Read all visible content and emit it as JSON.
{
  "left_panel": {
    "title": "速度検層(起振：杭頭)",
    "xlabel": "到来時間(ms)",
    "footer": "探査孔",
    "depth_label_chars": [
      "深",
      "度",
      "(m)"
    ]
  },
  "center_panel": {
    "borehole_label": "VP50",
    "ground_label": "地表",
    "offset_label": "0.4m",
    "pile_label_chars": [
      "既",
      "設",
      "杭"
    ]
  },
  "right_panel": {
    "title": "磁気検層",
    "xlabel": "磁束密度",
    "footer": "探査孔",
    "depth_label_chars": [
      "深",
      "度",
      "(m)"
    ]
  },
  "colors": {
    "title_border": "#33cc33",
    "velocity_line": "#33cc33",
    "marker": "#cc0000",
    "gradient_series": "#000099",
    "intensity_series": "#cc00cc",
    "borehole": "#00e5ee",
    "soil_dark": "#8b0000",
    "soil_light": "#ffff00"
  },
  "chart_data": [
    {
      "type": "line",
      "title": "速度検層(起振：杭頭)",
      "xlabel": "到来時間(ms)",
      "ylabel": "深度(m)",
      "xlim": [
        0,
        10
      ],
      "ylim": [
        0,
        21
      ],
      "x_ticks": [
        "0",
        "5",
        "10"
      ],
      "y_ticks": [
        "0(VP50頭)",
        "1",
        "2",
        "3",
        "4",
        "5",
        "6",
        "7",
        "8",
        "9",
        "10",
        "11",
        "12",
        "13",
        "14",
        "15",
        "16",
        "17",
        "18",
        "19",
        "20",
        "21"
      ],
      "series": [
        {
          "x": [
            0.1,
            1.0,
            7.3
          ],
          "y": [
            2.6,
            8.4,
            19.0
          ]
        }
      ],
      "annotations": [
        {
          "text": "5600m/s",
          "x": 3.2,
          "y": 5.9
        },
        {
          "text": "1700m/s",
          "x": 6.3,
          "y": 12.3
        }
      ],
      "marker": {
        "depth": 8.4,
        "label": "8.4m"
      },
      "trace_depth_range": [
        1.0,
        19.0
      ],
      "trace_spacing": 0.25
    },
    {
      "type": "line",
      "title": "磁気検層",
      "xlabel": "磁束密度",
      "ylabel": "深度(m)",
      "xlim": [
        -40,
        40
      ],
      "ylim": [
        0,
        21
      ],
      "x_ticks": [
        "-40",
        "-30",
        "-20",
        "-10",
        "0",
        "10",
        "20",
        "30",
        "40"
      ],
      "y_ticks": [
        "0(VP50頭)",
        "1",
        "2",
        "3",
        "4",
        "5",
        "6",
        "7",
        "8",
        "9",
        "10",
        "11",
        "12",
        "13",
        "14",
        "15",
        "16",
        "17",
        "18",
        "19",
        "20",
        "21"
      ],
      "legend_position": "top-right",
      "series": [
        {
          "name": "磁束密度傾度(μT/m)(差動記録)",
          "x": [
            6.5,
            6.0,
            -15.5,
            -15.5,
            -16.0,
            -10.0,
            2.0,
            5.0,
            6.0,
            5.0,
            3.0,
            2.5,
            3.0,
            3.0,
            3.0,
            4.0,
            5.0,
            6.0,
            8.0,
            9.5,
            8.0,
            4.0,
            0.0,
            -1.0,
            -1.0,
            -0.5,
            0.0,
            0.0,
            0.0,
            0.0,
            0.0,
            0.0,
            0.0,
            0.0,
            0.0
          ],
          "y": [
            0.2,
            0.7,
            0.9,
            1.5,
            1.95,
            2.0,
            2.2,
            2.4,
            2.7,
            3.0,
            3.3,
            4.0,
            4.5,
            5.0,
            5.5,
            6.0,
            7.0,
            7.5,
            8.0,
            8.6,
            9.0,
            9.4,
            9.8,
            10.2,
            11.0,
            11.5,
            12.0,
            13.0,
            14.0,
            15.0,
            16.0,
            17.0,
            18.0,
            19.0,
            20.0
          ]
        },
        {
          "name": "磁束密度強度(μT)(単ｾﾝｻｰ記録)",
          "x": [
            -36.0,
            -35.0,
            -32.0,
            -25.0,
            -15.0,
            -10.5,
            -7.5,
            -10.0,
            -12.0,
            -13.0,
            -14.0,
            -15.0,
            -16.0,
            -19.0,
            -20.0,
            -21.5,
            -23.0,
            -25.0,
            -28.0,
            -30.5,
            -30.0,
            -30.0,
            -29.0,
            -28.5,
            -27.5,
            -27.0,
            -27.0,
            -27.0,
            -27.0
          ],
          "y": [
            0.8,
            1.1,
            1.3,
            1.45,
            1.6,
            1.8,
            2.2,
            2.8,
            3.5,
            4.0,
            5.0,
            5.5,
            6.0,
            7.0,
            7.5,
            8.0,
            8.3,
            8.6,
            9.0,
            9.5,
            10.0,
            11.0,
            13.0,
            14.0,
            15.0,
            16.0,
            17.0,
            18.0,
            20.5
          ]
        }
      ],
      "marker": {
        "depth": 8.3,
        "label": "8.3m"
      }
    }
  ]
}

§ **Short task**: Reproduce the entries above exactly.

§ **Answer to the problem**:
Read all visible content and emit it as JSON.
{
  "left_panel": {
    "title": "速度検層(起振：杭頭)",
    "xlabel": "到来時間(ms)",
    "footer": "探査孔",
    "depth_label_chars": [
      "深",
      "度",
      "(m)"
    ]
  },
  "center_panel": {
    "borehole_label": "VP50",
    "ground_label": "地表",
    "offset_label": "0.4m",
    "pile_label_chars": [
      "既",
      "設",
      "杭"
    ]
  },
  "right_panel": {
    "title": "磁気検層",
    "xlabel": "磁束密度",
    "footer": "探査孔",
    "depth_label_chars": [
      "深",
      "度",
      "(m)"
    ]
  },
  "colors": {
    "title_border": "#33cc33",
    "velocity_line": "#33cc33",
    "marker": "#cc0000",
    "gradient_series": "#000099",
    "intensity_series": "#cc00cc",
    "borehole": "#00e5ee",
    "soil_dark": "#8b0000",
    "soil_light": "#ffff00"
  },
  "chart_data": [
    {
      "type": "line",
      "title": "速度検層(起振：杭頭)",
      "xlabel": "到来時間(ms)",
      "ylabel": "深度(m)",
      "xlim": [
        0,
        10
      ],
      "ylim": [
        0,
        21
      ],
      "x_ticks": [
        "0",
        "5",
        "10"
      ],
      "y_ticks": [
        "0(VP50頭)",
        "1",
        "2",
        "3",
        "4",
        "5",
        "6",
        "7",
        "8",
        "9",
        "10",
        "11",
        "12",
        "13",
        "14",
        "15",
        "16",
        "17",
        "18",
        "19",
        "20",
        "21"
      ],
      "series": [
        {
          "x": [
            0.1,
            1.0,
            7.3
          ],
          "y": [
            2.6,
            8.4,
            19.0
          ]
        }
      ],
      "annotations": [
        {
          "text": "5600m/s",
          "x": 3.2,
          "y": 5.9
        },
        {
          "text": "1700m/s",
          "x": 6.3,
          "y": 12.3
        }
      ],
      "marker": {
        "depth": 8.4,
        "label": "8.4m"
      },
      "trace_depth_range": [
        1.0,
        19.0
      ],
      "trace_spacing": 0.25
    },
    {
      "type": "line",
      "title": "磁気検層",
      "xlabel": "磁束密度",
      "ylabel": "深度(m)",
      "xlim": [
        -40,
        40
      ],
      "ylim": [
        0,
        21
      ],
      "x_ticks": [
        "-40",
        "-30",
        "-20",
        "-10",
        "0",
        "10",
        "20",
        "30",
        "40"
      ],
      "y_ticks": [
        "0(VP50頭)",
        "1",
        "2",
        "3",
        "4",
        "5",
        "6",
        "7",
        "8",
        "9",
        "10",
        "11",
        "12",
        "13",
        "14",
        "15",
        "16",
        "17",
        "18",
        "19",
        "20",
        "21"
      ],
      "legend_position": "top-right",
      "series": [
        {
          "name": "磁束密度傾度(μT/m)(差動記録)",
          "x": [
            6.5,
            6.0,
            -15.5,
            -15.5,
            -16.0,
            -10.0,
            2.0,
            5.0,
            6.0,
            5.0,
            3.0,
            2.5,
            3.0,
            3.0,
            3.0,
            4.0,
            5.0,
            6.0,
            8.0,
            9.5,
            8.0,
            4.0,
            0.0,
            -1.0,
            -1.0,
            -0.5,
            0.0,
            0.0,
            0.0,
            0.0,
            0.0,
            0.0,
            0.0,
            0.0,
            0.0
          ],
          "y": [
            0.2,
            0.7,
            0.9,
            1.5,
            1.95,
            2.0,
            2.2,
            2.4,
            2.7,
            3.0,
            3.3,
            4.0,
            4.5,
            5.0,
            5.5,
            6.0,
            7.0,
            7.5,
            8.0,
            8.6,
            9.0,
            9.4,
            9.8,
            10.2,
            11.0,
            11.5,
            12.0,
            13.0,
            14.0,
            15.0,
            16.0,
            17.0,
            18.0,
            19.0,
            20.0
          ]
        },
        {
          "name": "磁束密度強度(μT)(単ｾﾝｻｰ記録)",
          "x": [
            -36.0,
            -35.0,
            -32.0,
            -25.0,
            -15.0,
            -10.5,
            -7.5,
            -10.0,
            -12.0,
            -13.0,
            -14.0,
            -15.0,
            -16.0,
            -19.0,
            -20.0,
            -21.5,
            -23.0,
            -25.0,
            -28.0,
            -30.5,
            -30.0,
            -30.0,
            -29.0,
            -28.5,
            -27.5,
            -27.0,
            -27.0,
            -27.0,
            -27.0
          ],
          "y": [
            0.8,
            1.1,
            1.3,
            1.45,
            1.6,
            1.8,
            2.2,
            2.8,
            3.5,
            4.0,
            5.0,
            5.5,
            6.0,
            7.0,
            7.5,
            8.0,
            8.3,
            8.6,
            9.0,
            9.5,
            10.0,
            11.0,
            13.0,
            14.0,
            15.0,
            16.0,
            17.0,
            18.0,
            20.5
          ]
        }
      ],
      "marker": {
        "depth": 8.3,
        "label": "8.3m"
      }
    }
  ]
}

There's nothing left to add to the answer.